### STATED TASK
Repeat the entries below exactly as they appear, with no pictures.
>> START THE RECORDS
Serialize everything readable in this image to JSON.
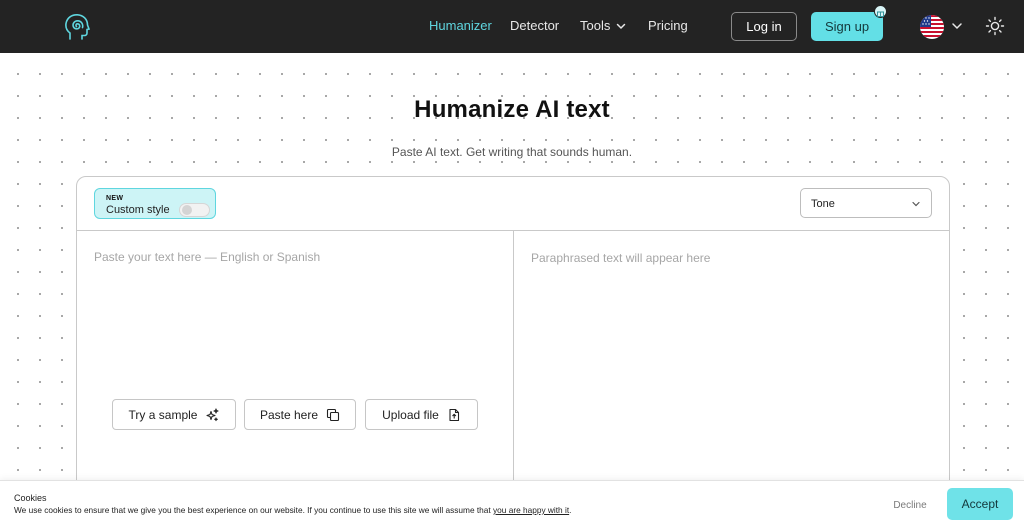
{
  "nav": {
    "logo_icon": "head-spiral-logo-icon",
    "links": [
      {
        "label": "Humanizer",
        "active": true
      },
      {
        "label": "Detector",
        "active": false
      },
      {
        "label": "Tools",
        "active": false
      },
      {
        "label": "Pricing",
        "active": false
      }
    ],
    "login_label": "Log in",
    "signup_label": "Sign up",
    "language_icon": "us-flag-icon",
    "theme_icon": "sun-icon",
    "accent_color": "#63dfe6",
    "bar_color": "#232323"
  },
  "hero": {
    "title": "Humanize AI text",
    "subtitle": "Paste AI text. Get writing that sounds human."
  },
  "editor": {
    "new_badge": "NEW",
    "custom_style_label": "Custom style",
    "custom_style_enabled": false,
    "tone_label": "Tone",
    "input_placeholder": "Paste your text here — English or Spanish",
    "output_placeholder": "Paraphrased text will appear here",
    "actions": {
      "sample_label": "Try a sample",
      "paste_label": "Paste here",
      "upload_label": "Upload file"
    }
  },
  "cookies": {
    "title": "Cookies",
    "text": "We use cookies to ensure that we give you the best experience on our website. If you continue to use this site we will assume that ",
    "link_text": "you are happy with it",
    "text_end": ".",
    "decline_label": "Decline",
    "accept_label": "Accept"
  }
}
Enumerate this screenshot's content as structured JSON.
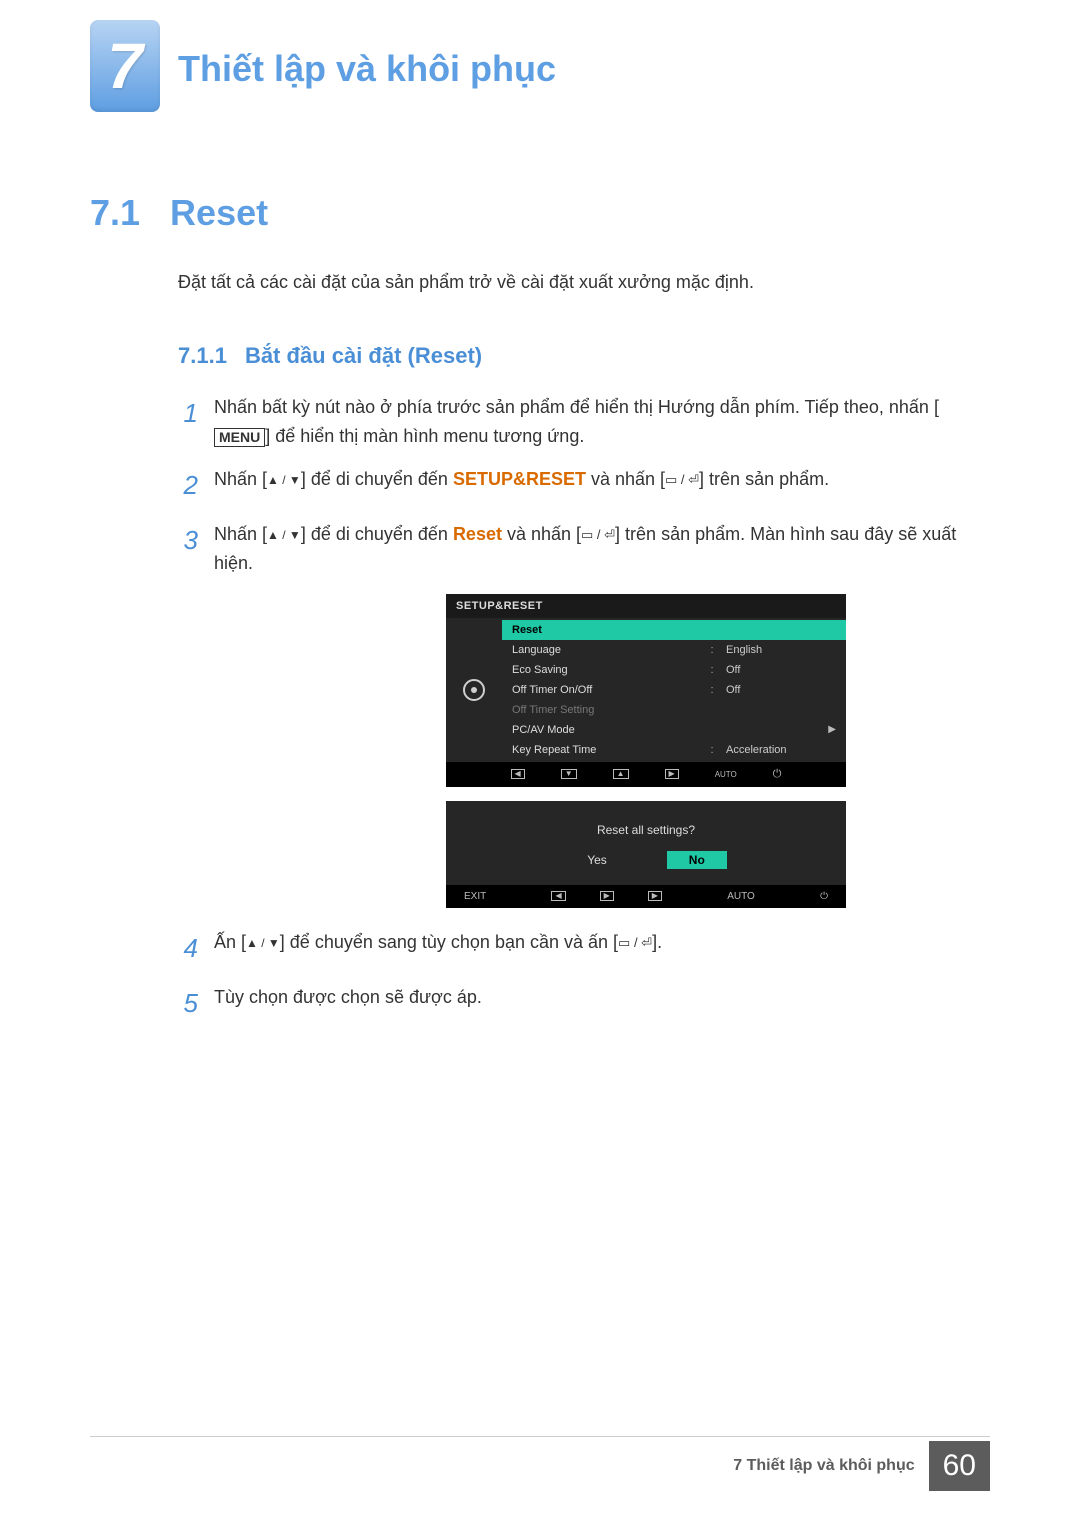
{
  "chapter": {
    "number": "7",
    "title": "Thiết lập và khôi phục"
  },
  "section": {
    "number": "7.1",
    "title": "Reset"
  },
  "intro": "Đặt tất cả các cài đặt của sản phẩm trở về cài đặt xuất xưởng mặc định.",
  "subsection": {
    "number": "7.1.1",
    "title": "Bắt đầu cài đặt (Reset)"
  },
  "steps": {
    "s1a": "Nhấn bất kỳ nút nào ở phía trước sản phẩm để hiển thị Hướng dẫn phím. Tiếp theo, nhấn [",
    "s1b": "] để hiển thị màn hình menu tương ứng.",
    "menu_key": "MENU",
    "s2a": "Nhấn [",
    "s2b": "] để di chuyển đến ",
    "s2c": " và nhấn [",
    "s2d": "] trên sản phẩm.",
    "setupreset": "SETUP&RESET",
    "s3a": "Nhấn [",
    "s3b": "] để di chuyển đến ",
    "s3c": " và nhấn [",
    "s3d": "] trên sản phẩm. Màn hình sau đây sẽ xuất hiện.",
    "reset_word": "Reset",
    "s4a": "Ấn [",
    "s4b": "] để chuyển sang tùy chọn bạn cần và ấn [",
    "s4c": "].",
    "s5": "Tùy chọn được chọn sẽ được áp."
  },
  "osd": {
    "title": "SETUP&RESET",
    "rows": [
      {
        "label": "Reset",
        "value": "",
        "hl": true
      },
      {
        "label": "Language",
        "value": "English"
      },
      {
        "label": "Eco Saving",
        "value": "Off"
      },
      {
        "label": "Off Timer On/Off",
        "value": "Off"
      },
      {
        "label": "Off Timer Setting",
        "value": "",
        "dim": true
      },
      {
        "label": "PC/AV Mode",
        "value": "",
        "chev": true
      },
      {
        "label": "Key Repeat Time",
        "value": "Acceleration"
      }
    ],
    "nav_auto": "AUTO"
  },
  "dialog": {
    "question": "Reset all settings?",
    "yes": "Yes",
    "no": "No",
    "exit": "EXIT",
    "auto": "AUTO"
  },
  "footer": {
    "label": "7 Thiết lập và khôi phục",
    "page": "60"
  }
}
>> END THE RECORDS
### COMPLETE ANSWER
Serialize everything readable in this image to JSON.
{
  "nav": {
    "logo_icon": "head-spiral-logo-icon",
    "links": [
      {
        "label": "Humanizer",
        "active": true
      },
      {
        "label": "Detector",
        "active": false
      },
      {
        "label": "Tools",
        "active": false
      },
      {
        "label": "Pricing",
        "active": false
      }
    ],
    "login_label": "Log in",
    "signup_label": "Sign up",
    "language_icon": "us-flag-icon",
    "theme_icon": "sun-icon",
    "accent_color": "#63dfe6",
    "bar_color": "#232323"
  },
  "hero": {
    "title": "Humanize AI text",
    "subtitle": "Paste AI text. Get writing that sounds human."
  },
  "editor": {
    "new_badge": "NEW",
    "custom_style_label": "Custom style",
    "custom_style_enabled": false,
    "tone_label": "Tone",
    "input_placeholder": "Paste your text here — English or Spanish",
    "output_placeholder": "Paraphrased text will appear here",
    "actions": {
      "sample_label": "Try a sample",
      "paste_label": "Paste here",
      "upload_label": "Upload file"
    }
  },
  "cookies": {
    "title": "Cookies",
    "text": "We use cookies to ensure that we give you the best experience on our website. If you continue to use this site we will assume that ",
    "link_text": "you are happy with it",
    "text_end": ".",
    "decline_label": "Decline",
    "accept_label": "Accept"
  }
}
Enumerate this screenshot's content as structured JSON.
{
  "chapter": {
    "number": "7",
    "title": "Thiết lập và khôi phục"
  },
  "section": {
    "number": "7.1",
    "title": "Reset"
  },
  "intro": "Đặt tất cả các cài đặt của sản phẩm trở về cài đặt xuất xưởng mặc định.",
  "subsection": {
    "number": "7.1.1",
    "title": "Bắt đầu cài đặt (Reset)"
  },
  "steps": {
    "s1a": "Nhấn bất kỳ nút nào ở phía trước sản phẩm để hiển thị Hướng dẫn phím. Tiếp theo, nhấn [",
    "s1b": "] để hiển thị màn hình menu tương ứng.",
    "menu_key": "MENU",
    "s2a": "Nhấn [",
    "s2b": "] để di chuyển đến ",
    "s2c": " và nhấn [",
    "s2d": "] trên sản phẩm.",
    "setupreset": "SETUP&RESET",
    "s3a": "Nhấn [",
    "s3b": "] để di chuyển đến ",
    "s3c": " và nhấn [",
    "s3d": "] trên sản phẩm. Màn hình sau đây sẽ xuất hiện.",
    "reset_word": "Reset",
    "s4a": "Ấn [",
    "s4b": "] để chuyển sang tùy chọn bạn cần và ấn [",
    "s4c": "].",
    "s5": "Tùy chọn được chọn sẽ được áp."
  },
  "osd": {
    "title": "SETUP&RESET",
    "rows": [
      {
        "label": "Reset",
        "value": "",
        "hl": true
      },
      {
        "label": "Language",
        "value": "English"
      },
      {
        "label": "Eco Saving",
        "value": "Off"
      },
      {
        "label": "Off Timer On/Off",
        "value": "Off"
      },
      {
        "label": "Off Timer Setting",
        "value": "",
        "dim": true
      },
      {
        "label": "PC/AV Mode",
        "value": "",
        "chev": true
      },
      {
        "label": "Key Repeat Time",
        "value": "Acceleration"
      }
    ],
    "nav_auto": "AUTO"
  },
  "dialog": {
    "question": "Reset all settings?",
    "yes": "Yes",
    "no": "No",
    "exit": "EXIT",
    "auto": "AUTO"
  },
  "footer": {
    "label": "7 Thiết lập và khôi phục",
    "page": "60"
  }
}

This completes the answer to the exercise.